*THE TASK*
Below are some records. Copy every line in them that holds "стоимость".

*LISTED ENTRIES*

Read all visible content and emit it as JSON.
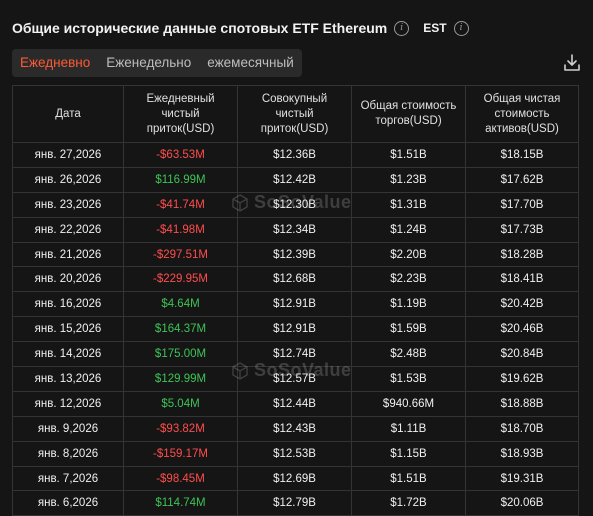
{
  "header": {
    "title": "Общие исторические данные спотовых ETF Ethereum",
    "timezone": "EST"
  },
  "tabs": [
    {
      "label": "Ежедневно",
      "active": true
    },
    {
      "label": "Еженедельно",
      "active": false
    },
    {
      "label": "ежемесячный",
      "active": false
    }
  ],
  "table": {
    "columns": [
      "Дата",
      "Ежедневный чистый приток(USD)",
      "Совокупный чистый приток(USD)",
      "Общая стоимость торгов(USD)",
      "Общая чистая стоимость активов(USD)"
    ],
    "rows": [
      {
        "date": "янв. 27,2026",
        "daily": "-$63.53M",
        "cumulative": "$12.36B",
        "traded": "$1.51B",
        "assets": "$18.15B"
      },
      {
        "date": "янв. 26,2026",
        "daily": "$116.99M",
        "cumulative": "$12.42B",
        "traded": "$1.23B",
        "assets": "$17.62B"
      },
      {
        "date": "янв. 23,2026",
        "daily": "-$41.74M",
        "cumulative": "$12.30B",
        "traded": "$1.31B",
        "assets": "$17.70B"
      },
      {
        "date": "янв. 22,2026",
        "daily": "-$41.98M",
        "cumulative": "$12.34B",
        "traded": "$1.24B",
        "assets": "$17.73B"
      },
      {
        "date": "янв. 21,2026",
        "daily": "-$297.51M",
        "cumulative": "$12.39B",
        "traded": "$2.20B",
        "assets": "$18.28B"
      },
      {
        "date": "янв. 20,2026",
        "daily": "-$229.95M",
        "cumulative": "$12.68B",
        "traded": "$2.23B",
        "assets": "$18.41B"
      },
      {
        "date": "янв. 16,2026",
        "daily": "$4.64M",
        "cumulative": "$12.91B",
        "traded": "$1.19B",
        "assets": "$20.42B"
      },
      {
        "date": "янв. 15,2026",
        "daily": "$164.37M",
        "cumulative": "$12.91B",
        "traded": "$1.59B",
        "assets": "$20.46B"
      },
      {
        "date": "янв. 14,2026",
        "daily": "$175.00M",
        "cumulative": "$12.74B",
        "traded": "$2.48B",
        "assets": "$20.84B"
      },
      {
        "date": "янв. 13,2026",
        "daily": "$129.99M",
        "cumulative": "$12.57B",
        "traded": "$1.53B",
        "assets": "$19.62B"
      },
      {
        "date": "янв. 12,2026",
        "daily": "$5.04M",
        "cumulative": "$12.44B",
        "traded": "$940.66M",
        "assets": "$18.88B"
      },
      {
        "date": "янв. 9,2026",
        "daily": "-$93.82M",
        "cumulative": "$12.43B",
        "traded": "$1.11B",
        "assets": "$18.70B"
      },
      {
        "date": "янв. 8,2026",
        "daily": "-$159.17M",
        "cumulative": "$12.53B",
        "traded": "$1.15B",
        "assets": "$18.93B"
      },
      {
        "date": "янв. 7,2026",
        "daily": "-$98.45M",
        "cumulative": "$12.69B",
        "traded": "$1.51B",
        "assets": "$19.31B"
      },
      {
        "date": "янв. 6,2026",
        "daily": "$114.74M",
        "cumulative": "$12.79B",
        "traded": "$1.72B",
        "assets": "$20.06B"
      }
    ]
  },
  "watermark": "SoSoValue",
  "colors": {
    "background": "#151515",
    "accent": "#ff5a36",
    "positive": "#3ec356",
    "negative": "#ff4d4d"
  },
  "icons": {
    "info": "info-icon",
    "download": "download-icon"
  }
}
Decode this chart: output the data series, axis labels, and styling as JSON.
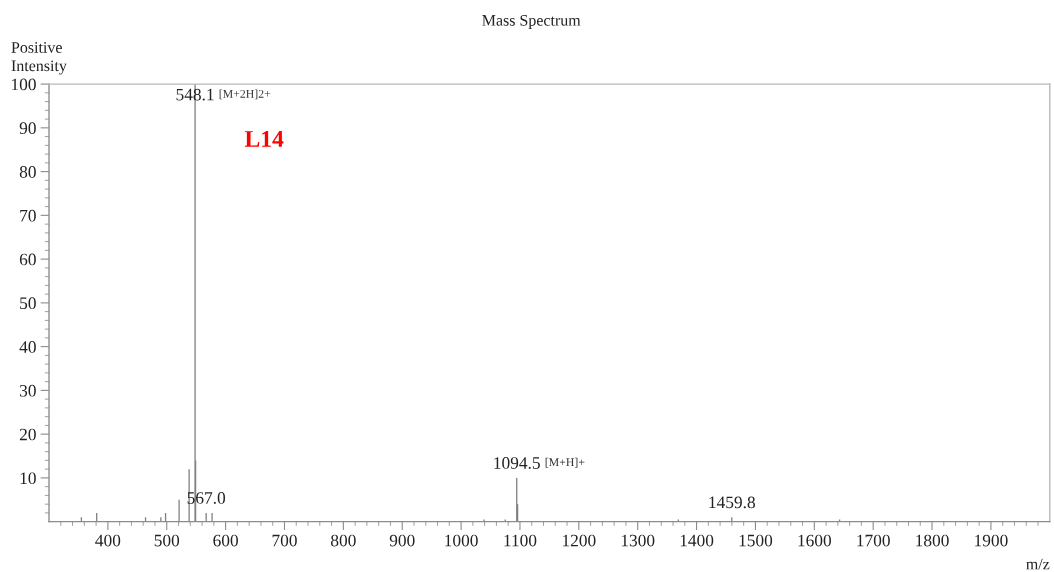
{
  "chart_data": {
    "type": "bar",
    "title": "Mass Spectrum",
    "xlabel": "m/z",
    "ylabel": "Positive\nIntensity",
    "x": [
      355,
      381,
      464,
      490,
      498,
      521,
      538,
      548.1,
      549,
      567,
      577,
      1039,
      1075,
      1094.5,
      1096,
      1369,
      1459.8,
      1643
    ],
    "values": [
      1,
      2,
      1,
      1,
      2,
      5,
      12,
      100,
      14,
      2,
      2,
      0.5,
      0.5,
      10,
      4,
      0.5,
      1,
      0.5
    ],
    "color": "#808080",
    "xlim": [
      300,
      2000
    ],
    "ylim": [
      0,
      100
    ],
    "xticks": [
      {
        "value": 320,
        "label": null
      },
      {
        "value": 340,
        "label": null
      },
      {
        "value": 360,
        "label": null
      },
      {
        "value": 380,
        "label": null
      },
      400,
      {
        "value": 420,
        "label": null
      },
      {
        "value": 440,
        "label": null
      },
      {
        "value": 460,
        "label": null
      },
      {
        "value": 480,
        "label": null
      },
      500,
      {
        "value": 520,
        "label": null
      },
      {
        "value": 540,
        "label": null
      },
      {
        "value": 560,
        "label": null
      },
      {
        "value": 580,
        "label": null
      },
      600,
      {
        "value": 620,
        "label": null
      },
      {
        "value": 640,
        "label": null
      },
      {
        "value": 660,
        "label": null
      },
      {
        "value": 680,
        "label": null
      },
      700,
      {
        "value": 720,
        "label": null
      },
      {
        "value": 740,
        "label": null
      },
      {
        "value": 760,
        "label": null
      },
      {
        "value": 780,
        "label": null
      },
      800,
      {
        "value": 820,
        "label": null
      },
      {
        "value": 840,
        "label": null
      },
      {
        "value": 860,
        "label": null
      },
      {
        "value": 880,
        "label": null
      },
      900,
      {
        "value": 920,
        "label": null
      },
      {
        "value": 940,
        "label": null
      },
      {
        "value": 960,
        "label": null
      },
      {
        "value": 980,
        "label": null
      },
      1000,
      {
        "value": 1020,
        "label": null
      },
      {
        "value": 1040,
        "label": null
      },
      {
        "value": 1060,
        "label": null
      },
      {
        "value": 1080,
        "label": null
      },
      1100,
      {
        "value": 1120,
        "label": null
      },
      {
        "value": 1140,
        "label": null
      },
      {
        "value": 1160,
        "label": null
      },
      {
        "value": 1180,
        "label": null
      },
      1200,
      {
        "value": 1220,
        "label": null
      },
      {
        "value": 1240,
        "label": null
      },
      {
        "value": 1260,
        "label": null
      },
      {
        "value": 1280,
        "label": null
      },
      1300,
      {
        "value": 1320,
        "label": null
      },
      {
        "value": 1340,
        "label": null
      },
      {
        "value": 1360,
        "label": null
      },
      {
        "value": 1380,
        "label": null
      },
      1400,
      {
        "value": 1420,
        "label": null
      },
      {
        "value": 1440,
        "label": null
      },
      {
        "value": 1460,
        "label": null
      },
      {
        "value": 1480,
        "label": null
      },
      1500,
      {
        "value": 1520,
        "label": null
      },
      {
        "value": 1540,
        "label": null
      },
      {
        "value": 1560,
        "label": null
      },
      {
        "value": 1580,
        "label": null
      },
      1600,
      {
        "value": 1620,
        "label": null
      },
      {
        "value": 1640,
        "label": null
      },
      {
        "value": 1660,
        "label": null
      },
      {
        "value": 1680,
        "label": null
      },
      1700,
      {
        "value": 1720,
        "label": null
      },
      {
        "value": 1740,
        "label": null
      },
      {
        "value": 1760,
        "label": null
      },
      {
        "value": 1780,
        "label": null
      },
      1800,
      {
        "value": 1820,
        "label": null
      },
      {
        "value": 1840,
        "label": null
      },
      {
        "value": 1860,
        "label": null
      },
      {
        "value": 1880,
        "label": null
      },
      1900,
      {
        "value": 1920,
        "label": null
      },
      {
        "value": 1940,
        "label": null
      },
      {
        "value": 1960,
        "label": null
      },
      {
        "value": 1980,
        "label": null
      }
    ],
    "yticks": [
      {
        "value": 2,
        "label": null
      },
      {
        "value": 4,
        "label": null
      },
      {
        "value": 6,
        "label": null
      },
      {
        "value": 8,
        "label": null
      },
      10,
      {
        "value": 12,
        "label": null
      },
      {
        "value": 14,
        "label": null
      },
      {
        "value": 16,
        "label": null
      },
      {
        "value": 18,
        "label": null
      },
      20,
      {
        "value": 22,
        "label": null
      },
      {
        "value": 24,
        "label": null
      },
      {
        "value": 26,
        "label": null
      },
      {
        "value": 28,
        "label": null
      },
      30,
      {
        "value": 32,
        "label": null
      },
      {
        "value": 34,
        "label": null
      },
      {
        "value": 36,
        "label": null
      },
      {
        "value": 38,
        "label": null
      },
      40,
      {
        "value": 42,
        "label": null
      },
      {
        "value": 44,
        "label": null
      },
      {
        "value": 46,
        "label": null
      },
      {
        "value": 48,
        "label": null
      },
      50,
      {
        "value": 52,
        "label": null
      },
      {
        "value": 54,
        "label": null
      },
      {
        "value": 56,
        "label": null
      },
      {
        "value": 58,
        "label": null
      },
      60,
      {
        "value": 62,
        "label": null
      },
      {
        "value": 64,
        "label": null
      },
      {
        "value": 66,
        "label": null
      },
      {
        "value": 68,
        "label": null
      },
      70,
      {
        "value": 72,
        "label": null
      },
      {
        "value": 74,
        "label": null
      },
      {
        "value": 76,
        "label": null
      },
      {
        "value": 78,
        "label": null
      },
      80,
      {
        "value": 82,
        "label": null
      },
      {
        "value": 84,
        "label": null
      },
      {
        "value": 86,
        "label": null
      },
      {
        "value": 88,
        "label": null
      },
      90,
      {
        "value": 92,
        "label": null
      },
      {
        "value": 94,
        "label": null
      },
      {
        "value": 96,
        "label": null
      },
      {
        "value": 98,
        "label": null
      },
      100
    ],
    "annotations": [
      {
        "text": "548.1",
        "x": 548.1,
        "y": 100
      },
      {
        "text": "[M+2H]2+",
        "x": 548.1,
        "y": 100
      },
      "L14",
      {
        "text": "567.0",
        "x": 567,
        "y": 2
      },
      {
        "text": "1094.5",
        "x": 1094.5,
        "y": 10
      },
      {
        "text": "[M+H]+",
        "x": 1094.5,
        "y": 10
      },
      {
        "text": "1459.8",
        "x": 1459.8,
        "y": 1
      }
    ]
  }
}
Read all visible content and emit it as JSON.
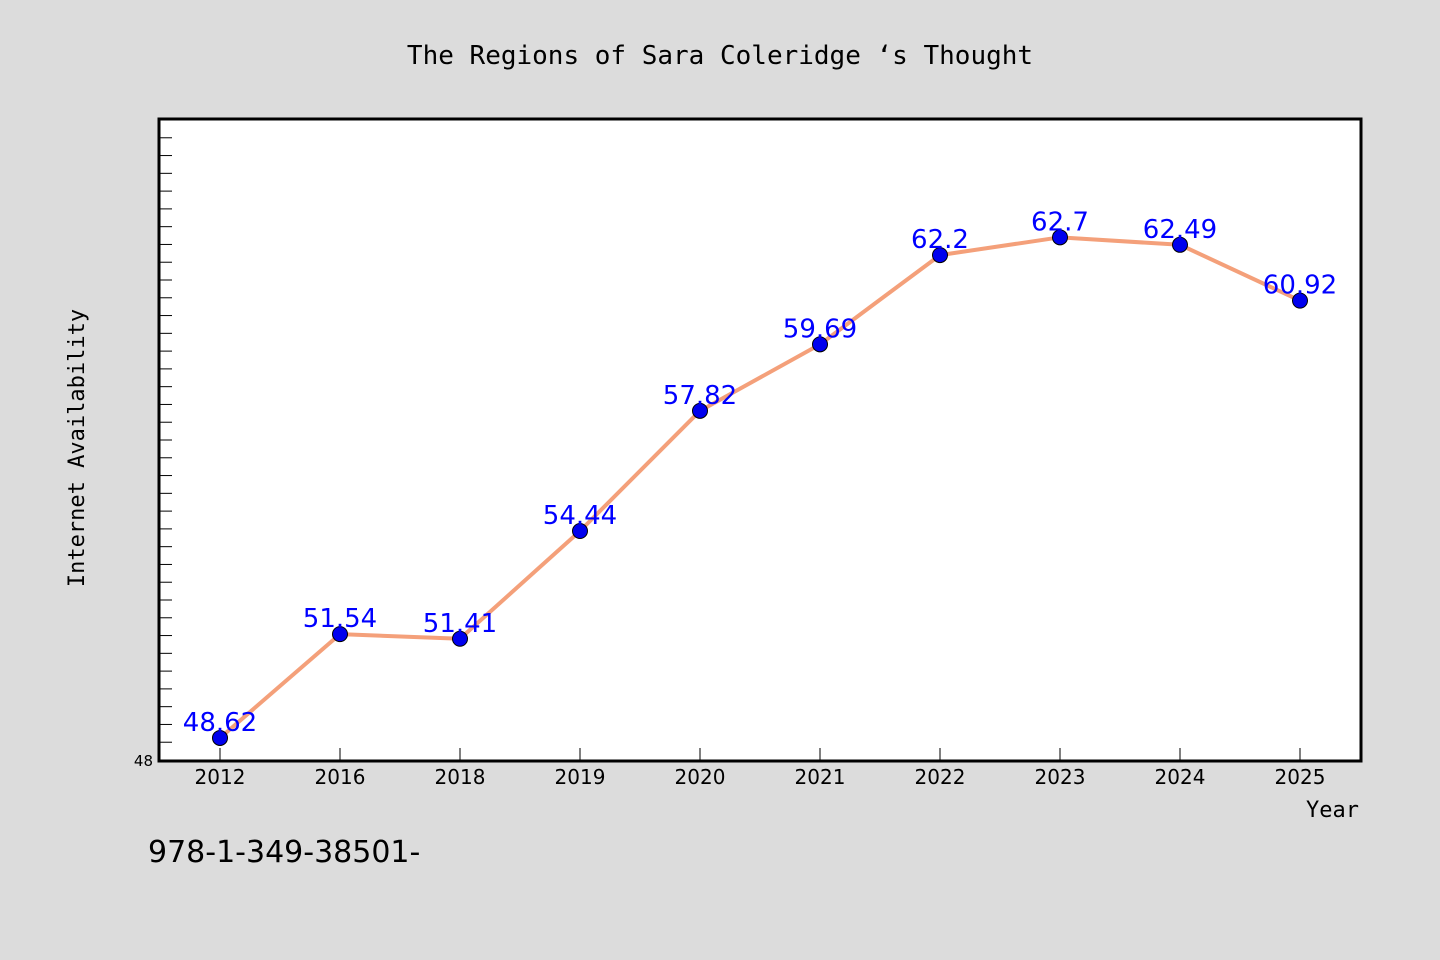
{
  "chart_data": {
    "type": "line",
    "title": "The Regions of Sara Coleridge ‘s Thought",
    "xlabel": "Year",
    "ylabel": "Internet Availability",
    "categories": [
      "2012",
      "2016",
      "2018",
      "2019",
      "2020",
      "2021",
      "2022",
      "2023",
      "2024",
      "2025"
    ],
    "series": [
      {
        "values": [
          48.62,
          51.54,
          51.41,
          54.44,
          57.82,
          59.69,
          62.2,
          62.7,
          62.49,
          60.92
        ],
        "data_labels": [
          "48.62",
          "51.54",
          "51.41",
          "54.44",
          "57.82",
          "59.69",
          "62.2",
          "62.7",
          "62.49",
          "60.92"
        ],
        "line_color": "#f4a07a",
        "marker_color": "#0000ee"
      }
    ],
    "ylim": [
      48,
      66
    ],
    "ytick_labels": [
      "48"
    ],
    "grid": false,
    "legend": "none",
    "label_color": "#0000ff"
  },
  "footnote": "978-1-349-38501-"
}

*ANSWER FOR THE TASK*
      "Общая стоимость торгов(USD)",
      "Общая чистая стоимость активов(USD)"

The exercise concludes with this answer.